[Saved entries]
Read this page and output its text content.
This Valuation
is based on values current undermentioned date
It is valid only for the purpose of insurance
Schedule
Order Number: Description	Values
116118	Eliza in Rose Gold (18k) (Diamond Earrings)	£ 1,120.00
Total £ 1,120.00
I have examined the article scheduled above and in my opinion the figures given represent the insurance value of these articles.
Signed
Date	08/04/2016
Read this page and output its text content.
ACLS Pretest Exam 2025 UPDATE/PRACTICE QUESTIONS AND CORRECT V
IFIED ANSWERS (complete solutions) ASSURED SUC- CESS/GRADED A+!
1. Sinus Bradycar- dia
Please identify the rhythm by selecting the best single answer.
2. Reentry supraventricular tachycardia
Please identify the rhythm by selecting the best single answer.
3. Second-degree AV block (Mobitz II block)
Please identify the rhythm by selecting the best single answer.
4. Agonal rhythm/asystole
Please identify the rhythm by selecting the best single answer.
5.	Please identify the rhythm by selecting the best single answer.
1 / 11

# Set problem
Make an exact copy of the listing, including every line.

# Output of the task
Read this page and output its text content.
This Valuation
is based on values current undermentioned date
It is valid only for the purpose of insurance
Schedule
Order Number: Description	Values
116118	Eliza in Rose Gold (18k) (Diamond Earrings)	£ 1,120.00
Total £ 1,120.00
I have examined the article scheduled above and in my opinion the figures given represent the insurance value of these articles.
Signed
Date	08/04/2016
Read this page and output its text content.
ACLS Pretest Exam 2025 UPDATE/PRACTICE QUESTIONS AND CORRECT V
IFIED ANSWERS (complete solutions) ASSURED SUC- CESS/GRADED A+!
1. Sinus Bradycar- dia
Please identify the rhythm by selecting the best single answer.
2. Reentry supraventricular tachycardia
Please identify the rhythm by selecting the best single answer.
3. Second-degree AV block (Mobitz II block)
Please identify the rhythm by selecting the best single answer.
4. Agonal rhythm/asystole
Please identify the rhythm by selecting the best single answer.
5.	Please identify the rhythm by selecting the best single answer.
1 / 11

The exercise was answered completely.